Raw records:

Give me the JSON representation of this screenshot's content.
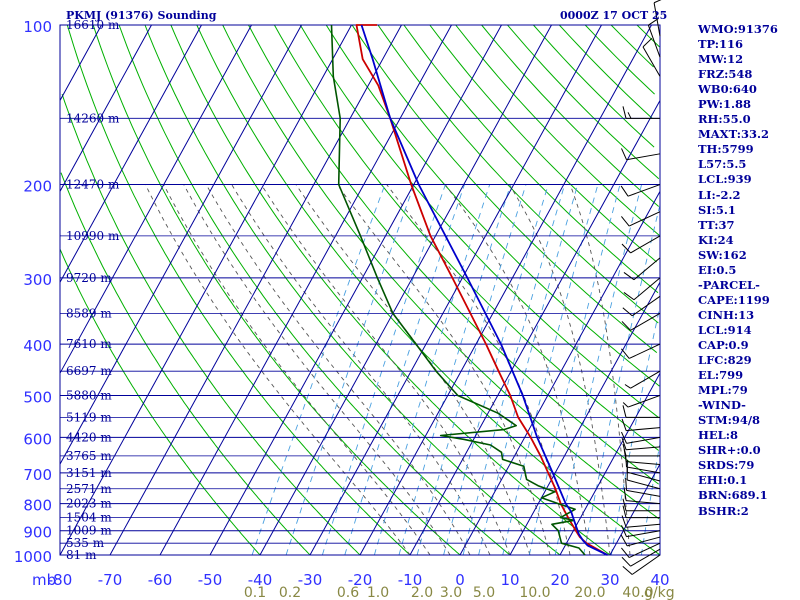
{
  "title": "PKMJ (91376) Sounding",
  "time_label": "0000Z 17 OCT 25",
  "indices": [
    "WMO:91376",
    "TP:116",
    "MW:12",
    "FRZ:548",
    "WB0:640",
    "PW:1.88",
    "RH:55.0",
    "MAXT:33.2",
    "TH:5799",
    "L57:5.5",
    "LCL:939",
    "LI:-2.2",
    "SI:5.1",
    "TT:37",
    "KI:24",
    "SW:162",
    "EI:0.5",
    "-PARCEL-",
    "CAPE:1199",
    "CINH:13",
    "LCL:914",
    "CAP:0.9",
    "LFC:829",
    "EL:799",
    "MPL:79",
    "-WIND-",
    "STM:94/8",
    "HEL:8",
    "SHR+:0.0",
    "SRDS:79",
    "EHI:0.1",
    "BRN:689.1",
    "BSHR:2"
  ],
  "colors": {
    "grid": "#00009a",
    "dry_adiabat": "#00b000",
    "moist_adiabat": "#555555",
    "mixing_ratio": "#4aa0e0",
    "temperature": "#cc0000",
    "dewpoint": "#005500",
    "parcel": "#0000cc",
    "pressure_label": "#3030ff",
    "mixing_label": "#888844"
  },
  "chart_data": {
    "type": "line",
    "title": "PKMJ (91376) Sounding",
    "pressure_ticks": [
      100,
      200,
      300,
      400,
      500,
      600,
      700,
      800,
      900,
      1000
    ],
    "pressure_unit": "mb",
    "temperature_ticks": [
      -80,
      -70,
      -60,
      -50,
      -40,
      -30,
      -20,
      -10,
      0,
      10,
      20,
      30,
      40
    ],
    "xlim": [
      -80,
      40
    ],
    "ylim": [
      1000,
      100
    ],
    "height_labels": [
      {
        "p": 100,
        "text": "16610 m"
      },
      {
        "p": 150,
        "text": "14260 m"
      },
      {
        "p": 200,
        "text": "12470 m"
      },
      {
        "p": 250,
        "text": "10990 m"
      },
      {
        "p": 300,
        "text": "9720 m"
      },
      {
        "p": 350,
        "text": "8589 m"
      },
      {
        "p": 400,
        "text": "7610 m"
      },
      {
        "p": 450,
        "text": "6697 m"
      },
      {
        "p": 500,
        "text": "5880 m"
      },
      {
        "p": 550,
        "text": "5119 m"
      },
      {
        "p": 600,
        "text": "4420 m"
      },
      {
        "p": 650,
        "text": "3765 m"
      },
      {
        "p": 700,
        "text": "3151 m"
      },
      {
        "p": 750,
        "text": "2571 m"
      },
      {
        "p": 800,
        "text": "2023 m"
      },
      {
        "p": 850,
        "text": "1504 m"
      },
      {
        "p": 900,
        "text": "1009 m"
      },
      {
        "p": 950,
        "text": "535 m"
      },
      {
        "p": 1000,
        "text": "81 m"
      }
    ],
    "mixing_ratio_labels": [
      {
        "value": 0.1,
        "text": "0.1"
      },
      {
        "value": 0.2,
        "text": "0.2"
      },
      {
        "value": 0.6,
        "text": "0.6"
      },
      {
        "value": 1.0,
        "text": "1.0"
      },
      {
        "value": 2.0,
        "text": "2.0"
      },
      {
        "value": 3.0,
        "text": "3.0"
      },
      {
        "value": 5.0,
        "text": "5.0"
      },
      {
        "value": 10.0,
        "text": "10.0"
      },
      {
        "value": 20.0,
        "text": "20.0"
      },
      {
        "value": 40.0,
        "text": "40.0"
      }
    ],
    "mixing_unit_label": "g/kg",
    "series": [
      {
        "key": "temperature",
        "points": [
          [
            1000,
            29.5
          ],
          [
            950,
            24
          ],
          [
            925,
            22
          ],
          [
            900,
            20.5
          ],
          [
            850,
            17.5
          ],
          [
            800,
            14.5
          ],
          [
            750,
            11.8
          ],
          [
            700,
            8.6
          ],
          [
            650,
            5.2
          ],
          [
            600,
            1.2
          ],
          [
            550,
            -3.5
          ],
          [
            500,
            -7.5
          ],
          [
            450,
            -12.5
          ],
          [
            400,
            -18
          ],
          [
            350,
            -24.5
          ],
          [
            300,
            -32
          ],
          [
            250,
            -41
          ],
          [
            200,
            -50.5
          ],
          [
            150,
            -62
          ],
          [
            130,
            -68
          ],
          [
            116,
            -74
          ],
          [
            100,
            -79
          ],
          [
            85,
            -79
          ]
        ]
      },
      {
        "key": "dewpoint",
        "points": [
          [
            1000,
            25
          ],
          [
            970,
            23
          ],
          [
            950,
            19
          ],
          [
            925,
            18
          ],
          [
            900,
            17
          ],
          [
            875,
            15
          ],
          [
            860,
            19
          ],
          [
            850,
            16
          ],
          [
            820,
            18
          ],
          [
            800,
            14
          ],
          [
            780,
            10
          ],
          [
            760,
            12
          ],
          [
            740,
            8
          ],
          [
            720,
            5
          ],
          [
            700,
            4
          ],
          [
            680,
            3
          ],
          [
            660,
            -2
          ],
          [
            640,
            -3
          ],
          [
            620,
            -6
          ],
          [
            605,
            -12
          ],
          [
            595,
            -17
          ],
          [
            580,
            -5
          ],
          [
            570,
            -3
          ],
          [
            540,
            -8
          ],
          [
            500,
            -18
          ],
          [
            450,
            -25
          ],
          [
            400,
            -32
          ],
          [
            350,
            -40
          ],
          [
            300,
            -47
          ],
          [
            250,
            -55
          ],
          [
            200,
            -65
          ],
          [
            150,
            -72
          ],
          [
            125,
            -78
          ],
          [
            116,
            -80
          ],
          [
            100,
            -84
          ]
        ]
      },
      {
        "key": "parcel",
        "points": [
          [
            1000,
            29.5
          ],
          [
            960,
            24.5
          ],
          [
            939,
            23
          ],
          [
            914,
            21.5
          ],
          [
            850,
            18.5
          ],
          [
            829,
            17.5
          ],
          [
            800,
            15.5
          ],
          [
            700,
            9.5
          ],
          [
            600,
            2.5
          ],
          [
            500,
            -5
          ],
          [
            400,
            -15
          ],
          [
            300,
            -29
          ],
          [
            200,
            -49
          ],
          [
            150,
            -62
          ],
          [
            116,
            -72
          ],
          [
            100,
            -78
          ]
        ]
      }
    ],
    "wind_barbs": [
      {
        "p": 1000,
        "dir": 235,
        "spd": 10
      },
      {
        "p": 975,
        "dir": 240,
        "spd": 10
      },
      {
        "p": 950,
        "dir": 245,
        "spd": 10
      },
      {
        "p": 925,
        "dir": 255,
        "spd": 10
      },
      {
        "p": 900,
        "dir": 260,
        "spd": 10
      },
      {
        "p": 875,
        "dir": 265,
        "spd": 10
      },
      {
        "p": 850,
        "dir": 270,
        "spd": 10
      },
      {
        "p": 825,
        "dir": 270,
        "spd": 10
      },
      {
        "p": 800,
        "dir": 275,
        "spd": 10
      },
      {
        "p": 775,
        "dir": 280,
        "spd": 10
      },
      {
        "p": 750,
        "dir": 285,
        "spd": 10
      },
      {
        "p": 725,
        "dir": 285,
        "spd": 10
      },
      {
        "p": 700,
        "dir": 280,
        "spd": 10
      },
      {
        "p": 675,
        "dir": 275,
        "spd": 10
      },
      {
        "p": 650,
        "dir": 270,
        "spd": 10
      },
      {
        "p": 625,
        "dir": 265,
        "spd": 10
      },
      {
        "p": 600,
        "dir": 260,
        "spd": 10
      },
      {
        "p": 575,
        "dir": 265,
        "spd": 10
      },
      {
        "p": 550,
        "dir": 270,
        "spd": 10
      },
      {
        "p": 500,
        "dir": 250,
        "spd": 5
      },
      {
        "p": 450,
        "dir": 240,
        "spd": 5
      },
      {
        "p": 400,
        "dir": 245,
        "spd": 10
      },
      {
        "p": 350,
        "dir": 240,
        "spd": 10
      },
      {
        "p": 325,
        "dir": 235,
        "spd": 10
      },
      {
        "p": 300,
        "dir": 230,
        "spd": 10
      },
      {
        "p": 275,
        "dir": 230,
        "spd": 10
      },
      {
        "p": 250,
        "dir": 240,
        "spd": 10
      },
      {
        "p": 225,
        "dir": 245,
        "spd": 10
      },
      {
        "p": 200,
        "dir": 250,
        "spd": 10
      },
      {
        "p": 175,
        "dir": 260,
        "spd": 10
      },
      {
        "p": 150,
        "dir": 270,
        "spd": 15
      },
      {
        "p": 125,
        "dir": 330,
        "spd": 10
      },
      {
        "p": 115,
        "dir": 340,
        "spd": 10
      },
      {
        "p": 105,
        "dir": 350,
        "spd": 10
      }
    ]
  }
}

- Aim -
Gather each line holding the string "PKMJ".

- Task result -
  "title": "PKMJ (91376) Sounding",
    "title": "PKMJ (91376) Sounding",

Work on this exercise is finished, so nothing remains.